## Item position entries
-- -- --

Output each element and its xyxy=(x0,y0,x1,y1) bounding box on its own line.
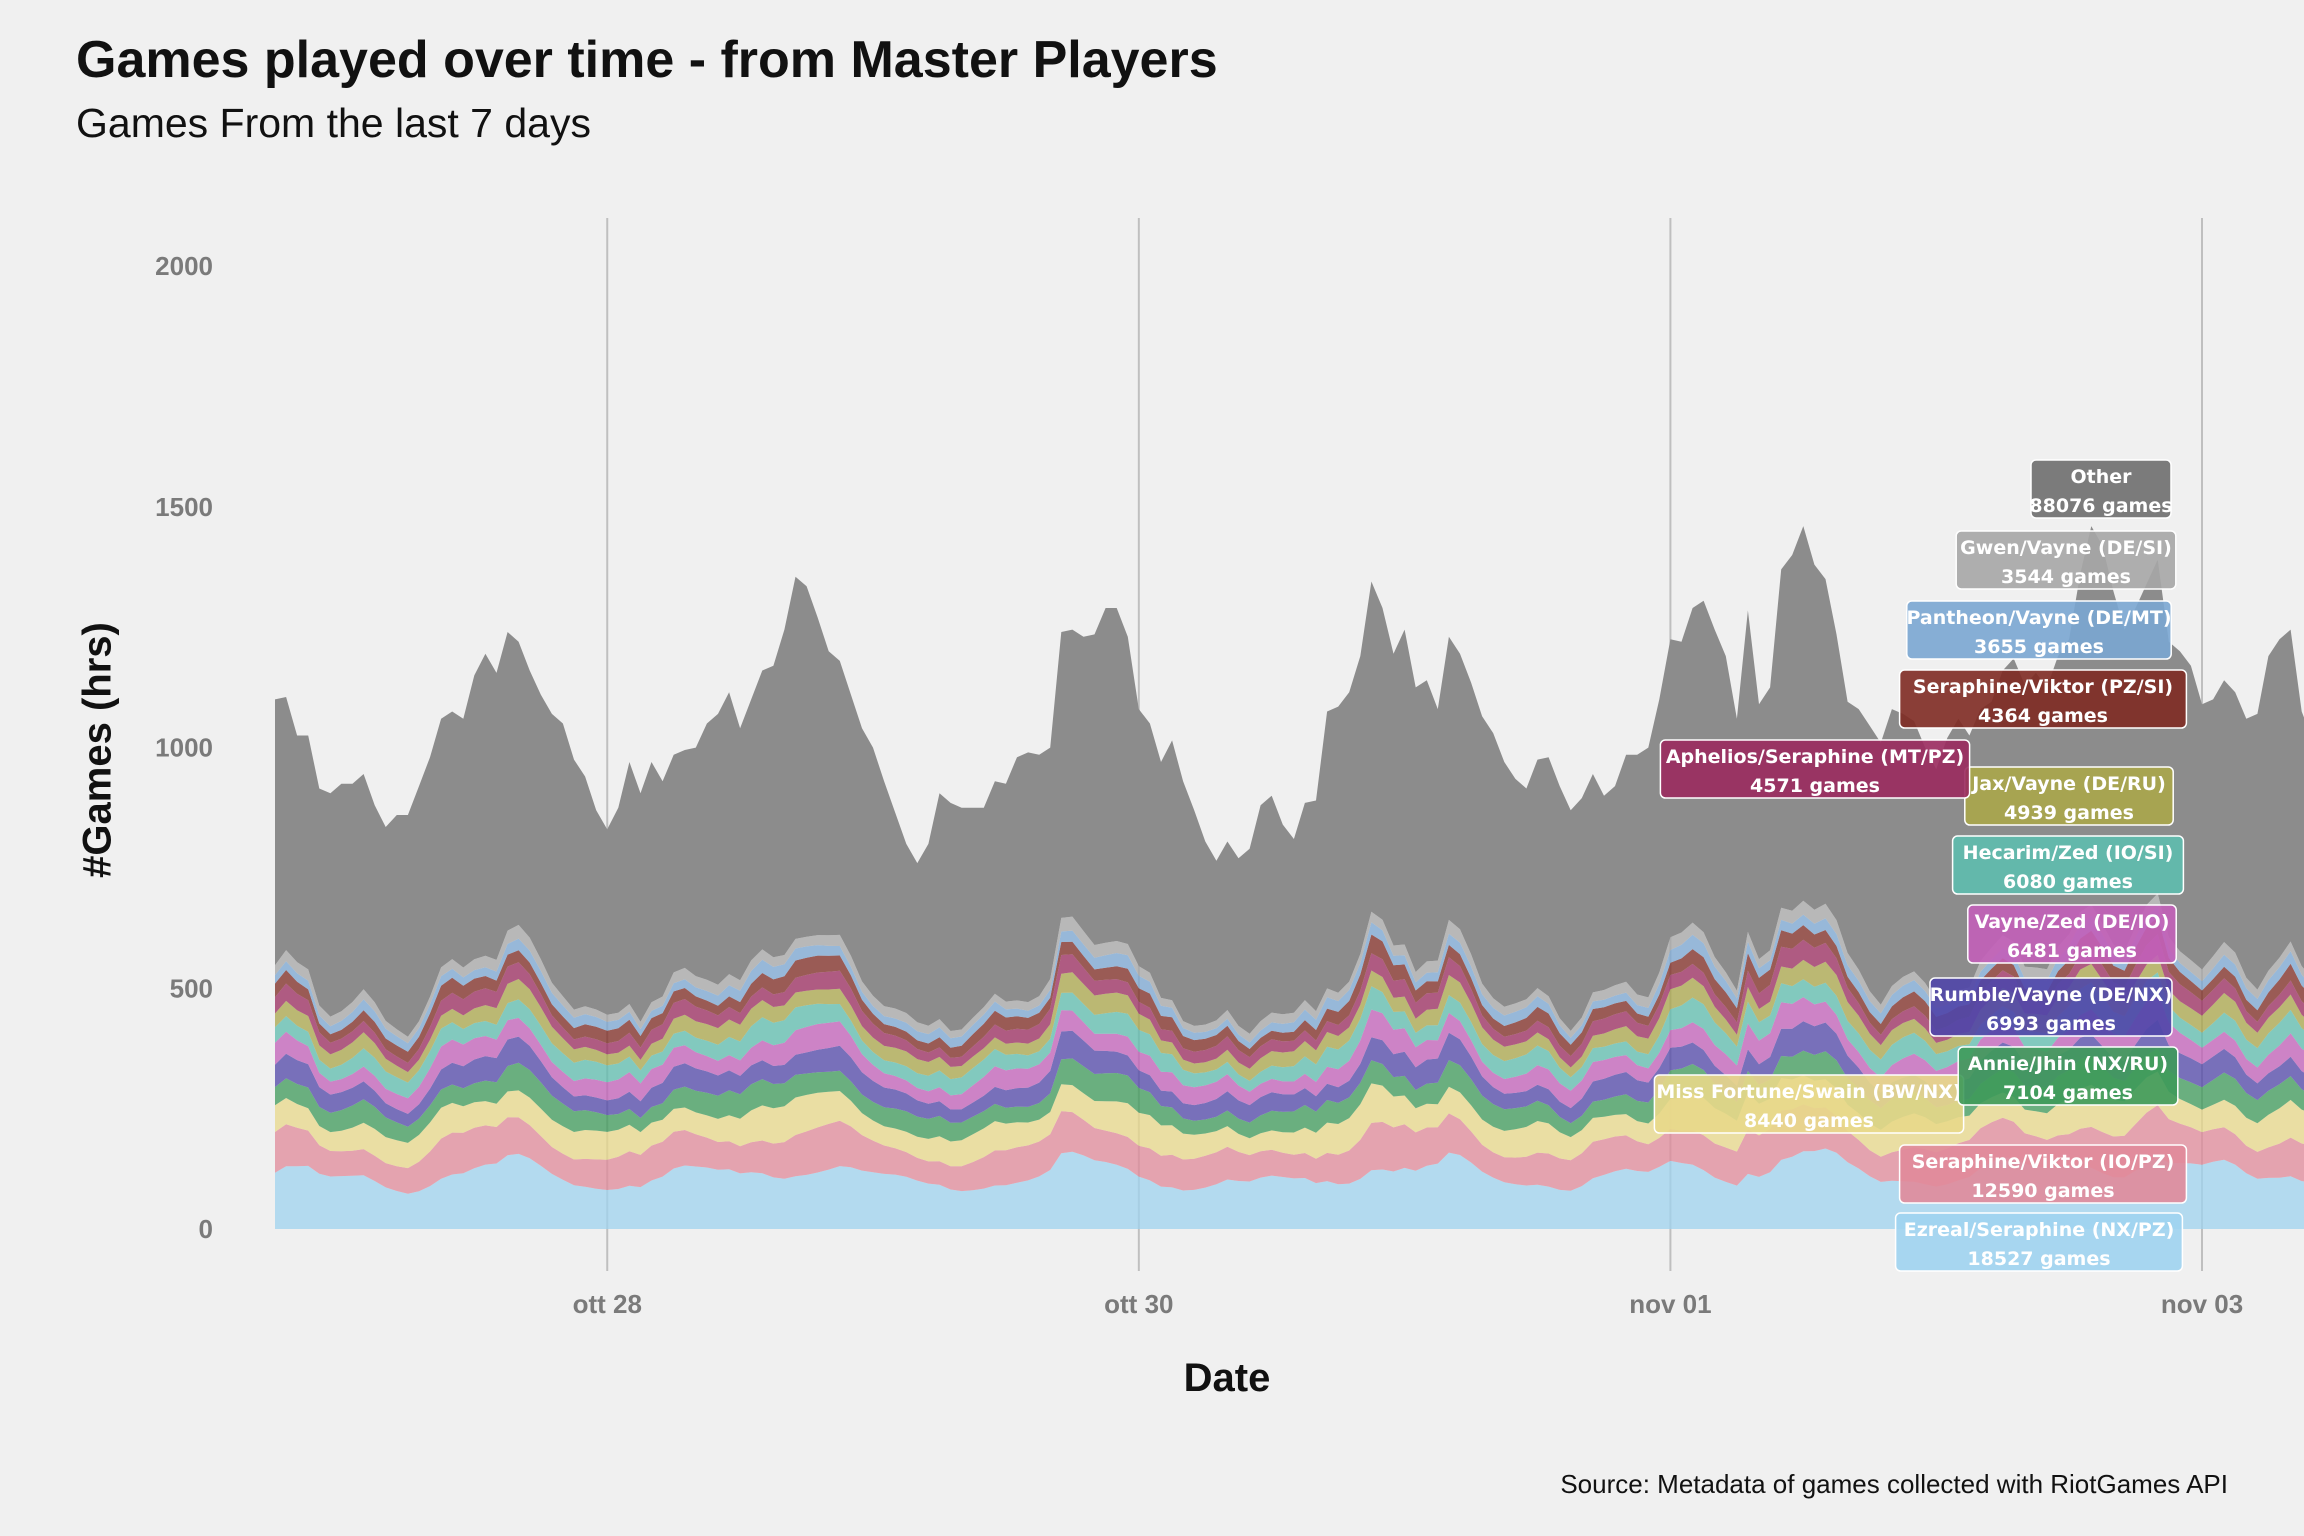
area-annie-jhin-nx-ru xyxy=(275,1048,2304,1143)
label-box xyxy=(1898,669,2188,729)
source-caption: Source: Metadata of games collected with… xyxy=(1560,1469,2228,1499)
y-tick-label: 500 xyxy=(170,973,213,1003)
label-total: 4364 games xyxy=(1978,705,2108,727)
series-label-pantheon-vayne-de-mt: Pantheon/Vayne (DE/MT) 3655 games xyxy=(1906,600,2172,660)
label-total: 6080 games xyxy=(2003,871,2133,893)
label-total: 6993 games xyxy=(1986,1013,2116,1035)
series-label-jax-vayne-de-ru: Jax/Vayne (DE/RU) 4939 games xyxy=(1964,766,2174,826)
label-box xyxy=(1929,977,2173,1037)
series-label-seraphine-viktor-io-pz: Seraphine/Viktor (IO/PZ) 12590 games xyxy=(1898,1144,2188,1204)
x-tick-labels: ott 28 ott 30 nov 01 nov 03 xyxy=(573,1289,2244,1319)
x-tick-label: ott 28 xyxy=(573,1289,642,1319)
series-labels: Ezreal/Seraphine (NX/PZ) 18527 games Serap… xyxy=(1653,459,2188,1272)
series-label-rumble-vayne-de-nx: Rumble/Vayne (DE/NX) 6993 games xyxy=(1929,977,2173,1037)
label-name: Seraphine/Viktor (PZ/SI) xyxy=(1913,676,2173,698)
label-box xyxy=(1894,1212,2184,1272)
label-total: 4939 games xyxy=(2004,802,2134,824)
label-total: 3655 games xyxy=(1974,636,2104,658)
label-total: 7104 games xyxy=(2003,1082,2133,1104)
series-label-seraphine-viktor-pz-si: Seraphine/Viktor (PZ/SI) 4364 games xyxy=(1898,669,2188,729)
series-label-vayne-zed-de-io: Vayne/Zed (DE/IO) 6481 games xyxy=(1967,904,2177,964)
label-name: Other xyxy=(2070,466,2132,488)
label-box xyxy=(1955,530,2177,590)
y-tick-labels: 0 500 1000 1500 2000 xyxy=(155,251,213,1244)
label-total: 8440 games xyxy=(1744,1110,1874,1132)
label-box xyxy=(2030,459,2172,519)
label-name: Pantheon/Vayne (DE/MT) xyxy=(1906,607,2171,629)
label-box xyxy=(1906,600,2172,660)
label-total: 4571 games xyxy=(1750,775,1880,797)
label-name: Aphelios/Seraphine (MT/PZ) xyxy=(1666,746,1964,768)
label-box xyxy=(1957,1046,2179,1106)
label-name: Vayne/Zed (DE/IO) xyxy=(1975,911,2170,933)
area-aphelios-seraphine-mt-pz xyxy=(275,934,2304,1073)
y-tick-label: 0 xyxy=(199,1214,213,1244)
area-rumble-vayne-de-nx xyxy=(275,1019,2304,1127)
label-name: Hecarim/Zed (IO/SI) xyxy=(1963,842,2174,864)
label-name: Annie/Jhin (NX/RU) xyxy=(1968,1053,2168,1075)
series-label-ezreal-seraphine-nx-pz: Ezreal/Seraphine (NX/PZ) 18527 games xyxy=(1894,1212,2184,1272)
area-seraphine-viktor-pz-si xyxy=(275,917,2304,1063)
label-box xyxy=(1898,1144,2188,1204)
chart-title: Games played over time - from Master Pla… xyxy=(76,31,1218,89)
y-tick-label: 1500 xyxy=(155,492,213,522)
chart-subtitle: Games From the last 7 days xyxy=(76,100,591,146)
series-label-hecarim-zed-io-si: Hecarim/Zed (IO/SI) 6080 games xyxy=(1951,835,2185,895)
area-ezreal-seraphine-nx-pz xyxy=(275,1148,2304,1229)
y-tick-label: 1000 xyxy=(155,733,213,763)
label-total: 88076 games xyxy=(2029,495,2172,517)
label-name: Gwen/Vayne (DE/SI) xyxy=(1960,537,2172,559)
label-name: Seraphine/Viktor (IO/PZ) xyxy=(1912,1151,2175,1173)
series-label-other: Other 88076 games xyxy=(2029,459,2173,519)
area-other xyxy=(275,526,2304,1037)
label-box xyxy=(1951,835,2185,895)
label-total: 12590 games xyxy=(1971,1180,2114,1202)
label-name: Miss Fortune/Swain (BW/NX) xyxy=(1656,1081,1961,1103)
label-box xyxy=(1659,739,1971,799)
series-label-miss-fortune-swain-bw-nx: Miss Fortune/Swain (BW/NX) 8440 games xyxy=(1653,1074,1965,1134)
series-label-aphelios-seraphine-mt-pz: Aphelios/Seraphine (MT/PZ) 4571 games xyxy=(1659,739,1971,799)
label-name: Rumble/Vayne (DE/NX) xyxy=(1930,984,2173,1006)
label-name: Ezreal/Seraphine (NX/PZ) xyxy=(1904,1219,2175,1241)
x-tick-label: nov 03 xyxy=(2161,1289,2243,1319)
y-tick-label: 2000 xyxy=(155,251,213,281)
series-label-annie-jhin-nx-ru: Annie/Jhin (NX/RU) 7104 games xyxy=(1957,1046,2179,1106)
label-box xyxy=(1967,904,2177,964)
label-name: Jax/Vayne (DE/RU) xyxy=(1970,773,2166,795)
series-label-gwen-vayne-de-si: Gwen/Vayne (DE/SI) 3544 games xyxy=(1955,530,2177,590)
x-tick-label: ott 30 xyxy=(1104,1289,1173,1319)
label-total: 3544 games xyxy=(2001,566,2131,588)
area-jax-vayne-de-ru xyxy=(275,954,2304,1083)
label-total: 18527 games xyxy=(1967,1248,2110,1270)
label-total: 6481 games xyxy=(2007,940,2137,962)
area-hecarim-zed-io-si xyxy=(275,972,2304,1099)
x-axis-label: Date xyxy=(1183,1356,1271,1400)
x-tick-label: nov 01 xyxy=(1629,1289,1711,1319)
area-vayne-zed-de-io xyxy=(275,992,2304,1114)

-- -- --

## What you have to do
From the line with "area-annie-jhin-nx-ru xyxy=(275,1048,2304,1143)" up to and including the line with "y-tick-label: 500 xyxy=(170,973,213,1003)", reproduce the material with "Records" substituted for "Metadata" and everything else unchanged.

## Finished answer
area-annie-jhin-nx-ru xyxy=(275,1048,2304,1143)
label-box xyxy=(1898,669,2188,729)
source-caption: Source: Records of games collected with… xyxy=(1560,1469,2228,1499)
y-tick-label: 500 xyxy=(170,973,213,1003)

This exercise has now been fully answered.